Leave out any picture and return the remaining listing below exactly as given.

(Recorded information):
***

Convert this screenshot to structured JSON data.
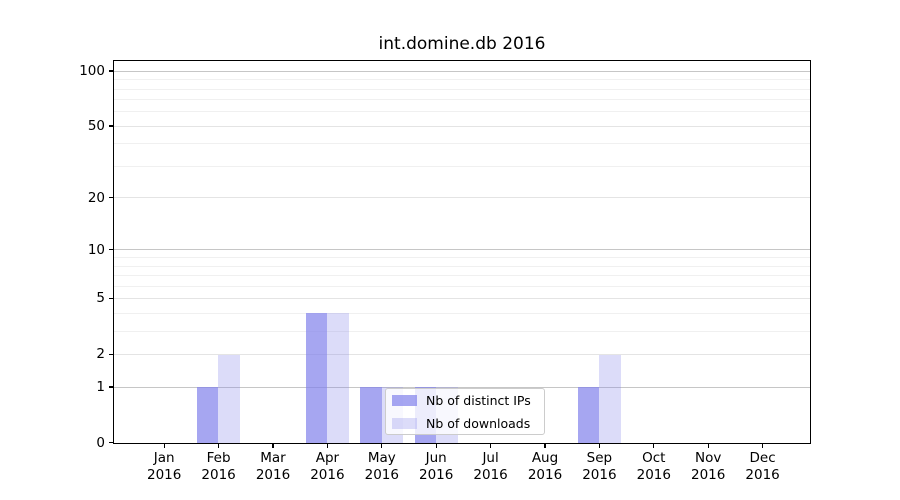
{
  "figure": {
    "title": "int.domine.db 2016"
  },
  "chart_data": {
    "type": "bar",
    "title": "int.domine.db 2016",
    "categories": [
      "Jan 2016",
      "Feb 2016",
      "Mar 2016",
      "Apr 2016",
      "May 2016",
      "Jun 2016",
      "Jul 2016",
      "Aug 2016",
      "Sep 2016",
      "Oct 2016",
      "Nov 2016",
      "Dec 2016"
    ],
    "x_tick_month": [
      "Jan",
      "Feb",
      "Mar",
      "Apr",
      "May",
      "Jun",
      "Jul",
      "Aug",
      "Sep",
      "Oct",
      "Nov",
      "Dec"
    ],
    "x_tick_year": "2016",
    "series": [
      {
        "name": "Nb of distinct IPs",
        "color": "rgba(128,128,235,0.70)",
        "values": [
          0,
          1,
          0,
          4,
          1,
          1,
          0,
          0,
          1,
          0,
          0,
          0
        ]
      },
      {
        "name": "Nb of downloads",
        "color": "rgba(128,128,235,0.28)",
        "values": [
          0,
          2,
          0,
          4,
          1,
          1,
          0,
          0,
          2,
          0,
          0,
          0
        ]
      }
    ],
    "xlabel": "",
    "ylabel": "",
    "yscale": "log1p",
    "ylim": [
      0,
      113
    ],
    "yticks": [
      0,
      1,
      2,
      5,
      10,
      20,
      50,
      100
    ],
    "minor_yticks": [
      3,
      4,
      6,
      7,
      8,
      9,
      30,
      40,
      60,
      70,
      80,
      90
    ],
    "grid": true,
    "legend_position": "inside-lower-center",
    "colors": {
      "grid_decade": "#c6c6c6",
      "grid_tick": "#e4e4e4",
      "grid_minor": "#f0f0f0",
      "spine": "#000000",
      "text": "#000000"
    }
  }
}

***

(Output for this task):
Convert this screenshot to structured JSON data.
{
  "figure": {
    "title": "int.domine.db 2016"
  },
  "chart_data": {
    "type": "bar",
    "title": "int.domine.db 2016",
    "categories": [
      "Jan 2016",
      "Feb 2016",
      "Mar 2016",
      "Apr 2016",
      "May 2016",
      "Jun 2016",
      "Jul 2016",
      "Aug 2016",
      "Sep 2016",
      "Oct 2016",
      "Nov 2016",
      "Dec 2016"
    ],
    "x_tick_month": [
      "Jan",
      "Feb",
      "Mar",
      "Apr",
      "May",
      "Jun",
      "Jul",
      "Aug",
      "Sep",
      "Oct",
      "Nov",
      "Dec"
    ],
    "x_tick_year": "2016",
    "series": [
      {
        "name": "Nb of distinct IPs",
        "color": "rgba(128,128,235,0.70)",
        "values": [
          0,
          1,
          0,
          4,
          1,
          1,
          0,
          0,
          1,
          0,
          0,
          0
        ]
      },
      {
        "name": "Nb of downloads",
        "color": "rgba(128,128,235,0.28)",
        "values": [
          0,
          2,
          0,
          4,
          1,
          1,
          0,
          0,
          2,
          0,
          0,
          0
        ]
      }
    ],
    "xlabel": "",
    "ylabel": "",
    "yscale": "log1p",
    "ylim": [
      0,
      113
    ],
    "yticks": [
      0,
      1,
      2,
      5,
      10,
      20,
      50,
      100
    ],
    "minor_yticks": [
      3,
      4,
      6,
      7,
      8,
      9,
      30,
      40,
      60,
      70,
      80,
      90
    ],
    "grid": true,
    "legend_position": "inside-lower-center",
    "colors": {
      "grid_decade": "#c6c6c6",
      "grid_tick": "#e4e4e4",
      "grid_minor": "#f0f0f0",
      "spine": "#000000",
      "text": "#000000"
    }
  }
}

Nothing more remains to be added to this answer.